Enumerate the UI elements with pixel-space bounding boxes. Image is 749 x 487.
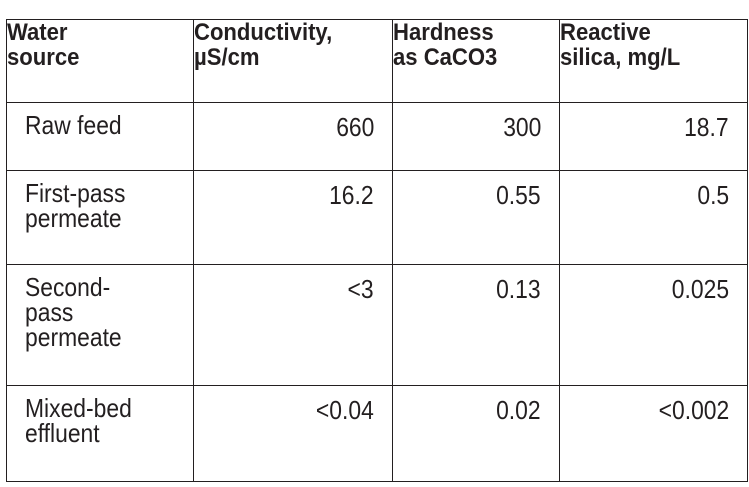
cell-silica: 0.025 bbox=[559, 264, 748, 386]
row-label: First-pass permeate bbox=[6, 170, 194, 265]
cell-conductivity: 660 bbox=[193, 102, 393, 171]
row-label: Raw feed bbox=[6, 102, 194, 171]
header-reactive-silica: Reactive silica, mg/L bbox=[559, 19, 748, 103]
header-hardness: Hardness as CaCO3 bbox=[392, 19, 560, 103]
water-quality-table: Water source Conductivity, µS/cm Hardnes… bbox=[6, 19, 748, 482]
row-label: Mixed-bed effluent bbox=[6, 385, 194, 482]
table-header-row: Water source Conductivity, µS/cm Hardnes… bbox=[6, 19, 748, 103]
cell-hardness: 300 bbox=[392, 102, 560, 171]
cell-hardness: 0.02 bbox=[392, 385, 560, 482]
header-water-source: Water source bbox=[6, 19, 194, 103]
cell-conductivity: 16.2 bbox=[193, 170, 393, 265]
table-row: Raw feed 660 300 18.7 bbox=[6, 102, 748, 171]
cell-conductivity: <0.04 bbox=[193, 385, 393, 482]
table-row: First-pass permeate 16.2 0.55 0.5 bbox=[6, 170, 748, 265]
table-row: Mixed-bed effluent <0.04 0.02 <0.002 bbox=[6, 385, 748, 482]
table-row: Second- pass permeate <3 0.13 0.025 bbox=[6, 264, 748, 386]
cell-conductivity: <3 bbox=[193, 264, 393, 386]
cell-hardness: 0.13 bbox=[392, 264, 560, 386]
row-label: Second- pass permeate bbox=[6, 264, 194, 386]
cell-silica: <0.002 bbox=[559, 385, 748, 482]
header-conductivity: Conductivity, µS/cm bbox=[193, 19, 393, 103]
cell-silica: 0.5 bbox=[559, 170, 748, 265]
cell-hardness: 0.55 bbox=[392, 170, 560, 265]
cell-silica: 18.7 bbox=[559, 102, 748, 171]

---

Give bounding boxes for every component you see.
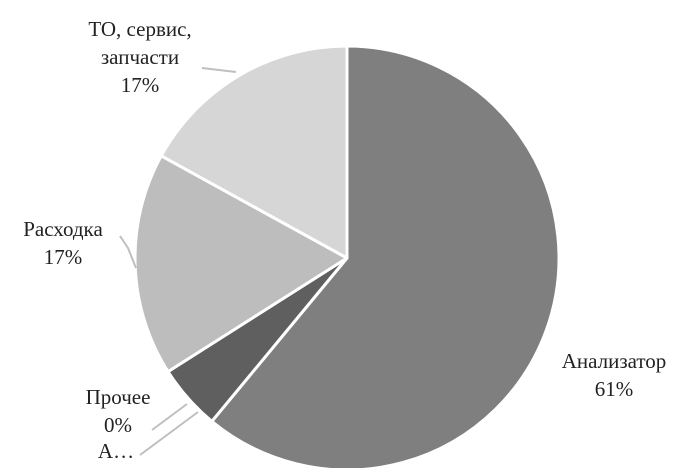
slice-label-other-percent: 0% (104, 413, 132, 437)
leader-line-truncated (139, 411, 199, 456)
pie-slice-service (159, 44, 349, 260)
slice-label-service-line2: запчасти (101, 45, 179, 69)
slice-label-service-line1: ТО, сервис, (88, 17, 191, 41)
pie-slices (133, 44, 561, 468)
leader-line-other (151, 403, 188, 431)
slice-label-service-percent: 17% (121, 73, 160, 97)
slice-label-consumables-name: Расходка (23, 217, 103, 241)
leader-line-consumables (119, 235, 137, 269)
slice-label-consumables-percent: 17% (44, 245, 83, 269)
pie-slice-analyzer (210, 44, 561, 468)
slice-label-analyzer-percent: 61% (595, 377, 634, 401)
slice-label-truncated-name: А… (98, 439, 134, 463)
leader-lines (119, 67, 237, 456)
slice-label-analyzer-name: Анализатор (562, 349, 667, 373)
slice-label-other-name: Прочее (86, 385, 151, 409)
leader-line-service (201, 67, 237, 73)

• _AIM OF THE EXERCISE_
Return the records from the line containing "slice-label-other-percent: 0% (104, 413, 132, 437)" up to and including the line containing "slice-label-service-percent: 17% (121, 73, 160, 97)", copying each line unchanged.

• _SOLUTION TO THE PROBLEM_
slice-label-other-percent: 0% (104, 413, 132, 437)
leader-line-truncated (139, 411, 199, 456)
pie-slice-service (159, 44, 349, 260)
slice-label-service-line2: запчасти (101, 45, 179, 69)
slice-label-service-line1: ТО, сервис, (88, 17, 191, 41)
pie-slices (133, 44, 561, 468)
leader-line-other (151, 403, 188, 431)
slice-label-service-percent: 17% (121, 73, 160, 97)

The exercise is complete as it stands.